── Data provided ──

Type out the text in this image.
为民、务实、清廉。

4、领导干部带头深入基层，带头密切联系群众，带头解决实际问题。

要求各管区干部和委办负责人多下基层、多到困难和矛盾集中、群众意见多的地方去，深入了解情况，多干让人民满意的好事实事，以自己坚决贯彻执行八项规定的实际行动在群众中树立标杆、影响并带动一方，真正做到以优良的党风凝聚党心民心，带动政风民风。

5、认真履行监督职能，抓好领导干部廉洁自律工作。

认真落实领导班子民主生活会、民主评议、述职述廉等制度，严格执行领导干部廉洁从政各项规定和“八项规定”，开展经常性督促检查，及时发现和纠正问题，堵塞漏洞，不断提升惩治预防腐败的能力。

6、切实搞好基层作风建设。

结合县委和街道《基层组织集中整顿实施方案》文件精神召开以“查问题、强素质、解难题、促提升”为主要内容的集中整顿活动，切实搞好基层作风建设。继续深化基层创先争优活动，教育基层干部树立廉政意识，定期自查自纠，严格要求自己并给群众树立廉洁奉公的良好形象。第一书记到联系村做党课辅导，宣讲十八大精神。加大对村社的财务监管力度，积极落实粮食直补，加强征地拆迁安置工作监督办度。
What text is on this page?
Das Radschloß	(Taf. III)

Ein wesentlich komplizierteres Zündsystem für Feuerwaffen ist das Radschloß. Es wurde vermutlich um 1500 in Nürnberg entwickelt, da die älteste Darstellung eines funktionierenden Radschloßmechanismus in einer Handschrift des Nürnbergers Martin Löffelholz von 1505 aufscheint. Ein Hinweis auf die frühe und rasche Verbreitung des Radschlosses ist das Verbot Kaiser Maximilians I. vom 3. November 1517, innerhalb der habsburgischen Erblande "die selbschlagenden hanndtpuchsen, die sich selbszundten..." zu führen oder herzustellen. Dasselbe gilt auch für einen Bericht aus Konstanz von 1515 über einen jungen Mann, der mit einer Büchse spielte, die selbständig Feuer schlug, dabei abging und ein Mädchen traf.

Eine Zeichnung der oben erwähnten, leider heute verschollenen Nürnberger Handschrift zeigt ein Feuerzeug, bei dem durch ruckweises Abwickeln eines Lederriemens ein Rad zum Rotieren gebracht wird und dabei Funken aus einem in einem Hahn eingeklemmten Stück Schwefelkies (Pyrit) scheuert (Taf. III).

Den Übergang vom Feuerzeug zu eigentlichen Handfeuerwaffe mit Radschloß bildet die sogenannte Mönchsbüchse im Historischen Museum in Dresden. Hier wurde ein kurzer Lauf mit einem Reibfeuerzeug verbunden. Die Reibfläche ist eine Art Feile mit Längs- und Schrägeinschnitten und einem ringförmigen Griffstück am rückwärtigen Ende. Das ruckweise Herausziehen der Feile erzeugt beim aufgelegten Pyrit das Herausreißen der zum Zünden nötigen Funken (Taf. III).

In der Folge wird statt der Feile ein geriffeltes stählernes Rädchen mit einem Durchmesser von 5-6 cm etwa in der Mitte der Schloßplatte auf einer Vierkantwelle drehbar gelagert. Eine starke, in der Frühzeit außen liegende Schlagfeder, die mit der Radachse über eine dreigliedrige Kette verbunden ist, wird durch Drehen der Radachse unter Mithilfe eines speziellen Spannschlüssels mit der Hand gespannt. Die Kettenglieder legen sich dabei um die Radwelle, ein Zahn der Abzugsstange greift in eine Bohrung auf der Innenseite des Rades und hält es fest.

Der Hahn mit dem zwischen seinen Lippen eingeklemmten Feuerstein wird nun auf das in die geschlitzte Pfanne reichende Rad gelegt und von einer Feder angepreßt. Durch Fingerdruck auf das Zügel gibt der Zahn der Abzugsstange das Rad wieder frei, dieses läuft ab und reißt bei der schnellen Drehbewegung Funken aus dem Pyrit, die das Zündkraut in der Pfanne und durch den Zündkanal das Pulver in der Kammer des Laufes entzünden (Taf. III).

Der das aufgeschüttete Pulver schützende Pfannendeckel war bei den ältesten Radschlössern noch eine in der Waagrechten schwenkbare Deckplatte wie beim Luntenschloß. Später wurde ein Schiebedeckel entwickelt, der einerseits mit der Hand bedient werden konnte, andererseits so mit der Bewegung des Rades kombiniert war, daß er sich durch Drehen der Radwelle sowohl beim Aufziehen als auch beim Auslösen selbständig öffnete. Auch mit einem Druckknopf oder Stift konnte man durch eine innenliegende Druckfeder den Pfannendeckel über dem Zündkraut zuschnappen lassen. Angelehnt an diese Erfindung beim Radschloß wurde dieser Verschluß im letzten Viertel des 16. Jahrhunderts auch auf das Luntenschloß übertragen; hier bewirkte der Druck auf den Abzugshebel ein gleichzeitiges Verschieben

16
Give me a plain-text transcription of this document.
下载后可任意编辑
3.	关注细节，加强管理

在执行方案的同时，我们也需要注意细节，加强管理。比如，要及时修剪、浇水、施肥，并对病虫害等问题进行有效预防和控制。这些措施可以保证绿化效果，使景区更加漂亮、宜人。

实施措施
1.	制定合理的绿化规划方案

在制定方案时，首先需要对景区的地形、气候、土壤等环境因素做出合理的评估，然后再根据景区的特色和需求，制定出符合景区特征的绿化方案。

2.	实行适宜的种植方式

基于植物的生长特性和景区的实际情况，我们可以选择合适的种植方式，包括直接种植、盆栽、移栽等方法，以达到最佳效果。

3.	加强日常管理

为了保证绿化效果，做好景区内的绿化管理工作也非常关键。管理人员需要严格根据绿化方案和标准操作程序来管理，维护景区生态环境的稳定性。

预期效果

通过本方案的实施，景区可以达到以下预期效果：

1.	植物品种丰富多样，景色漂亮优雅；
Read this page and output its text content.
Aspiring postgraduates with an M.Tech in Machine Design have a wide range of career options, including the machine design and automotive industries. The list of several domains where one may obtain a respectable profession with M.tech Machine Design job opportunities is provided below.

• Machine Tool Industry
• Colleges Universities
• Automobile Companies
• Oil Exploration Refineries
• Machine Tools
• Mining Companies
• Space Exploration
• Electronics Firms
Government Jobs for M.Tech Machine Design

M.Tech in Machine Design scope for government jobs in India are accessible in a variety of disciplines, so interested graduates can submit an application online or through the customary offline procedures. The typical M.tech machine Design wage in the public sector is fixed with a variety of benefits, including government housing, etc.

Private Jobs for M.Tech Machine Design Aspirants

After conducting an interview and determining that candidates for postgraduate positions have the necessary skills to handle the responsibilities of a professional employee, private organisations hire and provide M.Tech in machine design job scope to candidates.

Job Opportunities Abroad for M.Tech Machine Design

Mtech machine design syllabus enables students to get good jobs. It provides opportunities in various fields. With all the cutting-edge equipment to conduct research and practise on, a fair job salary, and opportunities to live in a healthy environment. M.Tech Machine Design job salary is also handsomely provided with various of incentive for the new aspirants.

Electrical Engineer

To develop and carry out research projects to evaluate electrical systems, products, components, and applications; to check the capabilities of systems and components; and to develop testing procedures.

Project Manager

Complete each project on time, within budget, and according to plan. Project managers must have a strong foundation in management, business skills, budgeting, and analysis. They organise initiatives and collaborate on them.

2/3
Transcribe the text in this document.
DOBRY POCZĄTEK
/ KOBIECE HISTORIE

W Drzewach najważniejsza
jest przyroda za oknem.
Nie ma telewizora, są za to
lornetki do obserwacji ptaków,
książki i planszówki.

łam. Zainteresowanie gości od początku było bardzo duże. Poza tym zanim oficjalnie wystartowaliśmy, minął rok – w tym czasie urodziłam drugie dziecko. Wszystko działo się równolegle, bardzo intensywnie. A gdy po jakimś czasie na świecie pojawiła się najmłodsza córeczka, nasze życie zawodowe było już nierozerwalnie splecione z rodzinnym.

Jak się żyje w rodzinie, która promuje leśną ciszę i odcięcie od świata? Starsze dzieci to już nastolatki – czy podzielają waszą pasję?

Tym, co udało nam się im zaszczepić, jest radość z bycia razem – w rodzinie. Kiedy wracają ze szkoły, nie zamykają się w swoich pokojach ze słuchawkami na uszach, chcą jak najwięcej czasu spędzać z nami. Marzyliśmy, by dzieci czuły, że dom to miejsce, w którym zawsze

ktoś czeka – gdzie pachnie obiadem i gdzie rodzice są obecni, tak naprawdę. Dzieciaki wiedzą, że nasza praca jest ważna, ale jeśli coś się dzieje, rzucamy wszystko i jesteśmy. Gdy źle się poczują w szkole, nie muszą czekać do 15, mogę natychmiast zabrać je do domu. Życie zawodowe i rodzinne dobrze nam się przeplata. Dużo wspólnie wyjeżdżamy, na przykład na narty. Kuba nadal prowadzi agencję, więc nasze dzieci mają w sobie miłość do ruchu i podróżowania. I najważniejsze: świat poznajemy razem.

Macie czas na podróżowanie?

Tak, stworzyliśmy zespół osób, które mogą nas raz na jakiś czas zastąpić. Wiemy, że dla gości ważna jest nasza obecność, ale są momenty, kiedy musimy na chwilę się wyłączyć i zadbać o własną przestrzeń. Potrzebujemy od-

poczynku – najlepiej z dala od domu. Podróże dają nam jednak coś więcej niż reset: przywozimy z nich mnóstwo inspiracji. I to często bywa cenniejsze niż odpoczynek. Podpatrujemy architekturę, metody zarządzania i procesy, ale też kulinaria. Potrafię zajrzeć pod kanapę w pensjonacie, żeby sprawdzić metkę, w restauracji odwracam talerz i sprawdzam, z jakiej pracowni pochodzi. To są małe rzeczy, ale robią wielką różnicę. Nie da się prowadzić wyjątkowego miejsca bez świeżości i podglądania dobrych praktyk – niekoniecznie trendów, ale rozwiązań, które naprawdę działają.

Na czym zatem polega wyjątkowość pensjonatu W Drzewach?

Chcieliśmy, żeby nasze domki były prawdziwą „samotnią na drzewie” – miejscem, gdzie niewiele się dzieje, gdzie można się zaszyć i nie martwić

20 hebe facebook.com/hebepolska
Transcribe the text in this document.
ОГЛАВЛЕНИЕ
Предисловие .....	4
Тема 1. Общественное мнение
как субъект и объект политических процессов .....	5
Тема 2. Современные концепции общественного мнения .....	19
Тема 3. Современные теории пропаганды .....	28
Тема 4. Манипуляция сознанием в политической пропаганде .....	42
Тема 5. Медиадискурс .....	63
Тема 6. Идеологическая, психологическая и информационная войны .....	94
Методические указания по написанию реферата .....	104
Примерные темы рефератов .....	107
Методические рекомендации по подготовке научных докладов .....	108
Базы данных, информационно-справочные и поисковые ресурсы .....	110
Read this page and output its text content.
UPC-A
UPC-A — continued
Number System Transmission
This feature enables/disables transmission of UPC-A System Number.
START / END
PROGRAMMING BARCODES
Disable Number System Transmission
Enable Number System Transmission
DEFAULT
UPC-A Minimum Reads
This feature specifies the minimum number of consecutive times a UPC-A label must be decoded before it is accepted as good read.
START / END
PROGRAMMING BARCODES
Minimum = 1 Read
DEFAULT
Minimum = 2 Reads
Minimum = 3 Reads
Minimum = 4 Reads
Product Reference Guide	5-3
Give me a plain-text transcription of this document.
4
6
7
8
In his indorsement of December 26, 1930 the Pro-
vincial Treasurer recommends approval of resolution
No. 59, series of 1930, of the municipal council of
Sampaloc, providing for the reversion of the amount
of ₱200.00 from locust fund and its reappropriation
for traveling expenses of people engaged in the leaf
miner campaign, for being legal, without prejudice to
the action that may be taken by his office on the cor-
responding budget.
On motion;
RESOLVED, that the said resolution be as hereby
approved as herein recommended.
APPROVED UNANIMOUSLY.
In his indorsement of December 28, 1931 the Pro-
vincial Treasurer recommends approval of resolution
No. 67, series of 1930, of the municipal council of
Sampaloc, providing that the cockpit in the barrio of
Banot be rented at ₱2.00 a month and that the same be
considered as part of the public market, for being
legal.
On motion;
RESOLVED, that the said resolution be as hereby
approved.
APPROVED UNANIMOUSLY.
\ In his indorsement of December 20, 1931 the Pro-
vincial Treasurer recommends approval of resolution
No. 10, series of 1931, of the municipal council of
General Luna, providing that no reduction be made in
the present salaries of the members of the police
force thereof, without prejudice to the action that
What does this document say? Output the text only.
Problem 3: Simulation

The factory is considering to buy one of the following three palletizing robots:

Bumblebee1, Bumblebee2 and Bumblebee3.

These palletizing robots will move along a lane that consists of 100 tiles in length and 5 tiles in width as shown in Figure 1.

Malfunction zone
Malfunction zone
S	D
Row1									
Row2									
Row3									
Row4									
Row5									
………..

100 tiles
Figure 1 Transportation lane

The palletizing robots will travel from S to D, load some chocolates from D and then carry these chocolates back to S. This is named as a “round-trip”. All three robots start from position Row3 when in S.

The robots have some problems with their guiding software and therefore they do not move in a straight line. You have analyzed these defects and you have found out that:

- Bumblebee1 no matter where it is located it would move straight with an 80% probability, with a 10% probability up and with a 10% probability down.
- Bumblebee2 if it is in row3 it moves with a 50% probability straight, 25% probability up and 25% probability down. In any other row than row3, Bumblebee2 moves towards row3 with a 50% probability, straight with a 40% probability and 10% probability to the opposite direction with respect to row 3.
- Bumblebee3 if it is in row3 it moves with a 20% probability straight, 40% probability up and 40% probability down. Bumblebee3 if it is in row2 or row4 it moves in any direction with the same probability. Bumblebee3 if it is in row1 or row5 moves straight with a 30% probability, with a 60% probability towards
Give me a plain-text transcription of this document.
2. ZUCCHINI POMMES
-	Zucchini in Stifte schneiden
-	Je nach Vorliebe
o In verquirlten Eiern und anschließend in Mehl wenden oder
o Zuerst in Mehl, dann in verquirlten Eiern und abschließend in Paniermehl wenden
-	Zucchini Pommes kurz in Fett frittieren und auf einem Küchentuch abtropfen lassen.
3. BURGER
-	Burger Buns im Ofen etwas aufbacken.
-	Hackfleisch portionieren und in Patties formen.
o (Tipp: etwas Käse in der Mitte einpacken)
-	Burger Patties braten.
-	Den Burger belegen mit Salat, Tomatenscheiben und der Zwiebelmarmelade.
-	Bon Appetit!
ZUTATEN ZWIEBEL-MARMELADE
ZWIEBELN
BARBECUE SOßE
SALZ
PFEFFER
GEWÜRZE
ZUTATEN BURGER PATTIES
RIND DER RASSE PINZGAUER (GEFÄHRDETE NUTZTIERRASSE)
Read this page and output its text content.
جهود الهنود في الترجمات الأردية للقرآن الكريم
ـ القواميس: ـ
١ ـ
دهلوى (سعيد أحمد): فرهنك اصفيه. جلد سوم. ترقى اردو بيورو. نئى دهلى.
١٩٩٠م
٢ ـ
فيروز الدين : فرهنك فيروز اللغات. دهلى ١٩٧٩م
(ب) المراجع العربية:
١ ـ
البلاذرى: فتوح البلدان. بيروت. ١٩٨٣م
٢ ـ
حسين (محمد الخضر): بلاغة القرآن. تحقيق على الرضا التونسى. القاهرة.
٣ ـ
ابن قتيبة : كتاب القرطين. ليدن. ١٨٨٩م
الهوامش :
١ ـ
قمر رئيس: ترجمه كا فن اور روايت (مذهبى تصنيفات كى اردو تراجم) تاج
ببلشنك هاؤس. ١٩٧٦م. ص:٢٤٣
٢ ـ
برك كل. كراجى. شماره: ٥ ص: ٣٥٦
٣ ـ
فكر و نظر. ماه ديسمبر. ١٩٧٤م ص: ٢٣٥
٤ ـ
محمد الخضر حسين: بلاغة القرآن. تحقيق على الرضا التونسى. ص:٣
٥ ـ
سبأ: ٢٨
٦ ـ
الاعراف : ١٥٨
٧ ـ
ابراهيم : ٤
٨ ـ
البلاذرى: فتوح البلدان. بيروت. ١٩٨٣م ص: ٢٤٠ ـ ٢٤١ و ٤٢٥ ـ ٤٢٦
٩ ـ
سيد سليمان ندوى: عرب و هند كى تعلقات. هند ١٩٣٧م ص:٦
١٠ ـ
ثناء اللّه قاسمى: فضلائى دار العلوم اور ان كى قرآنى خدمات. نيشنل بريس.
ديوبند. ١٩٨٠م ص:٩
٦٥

───

* Description of the task
Identify which lines contain the word "Figure" and copy each one.

* Solution
These palletizing robots will move along a lane that consists of 100 tiles in length and 5 tiles in width as shown in Figure 1.
Figure 1 Transportation lane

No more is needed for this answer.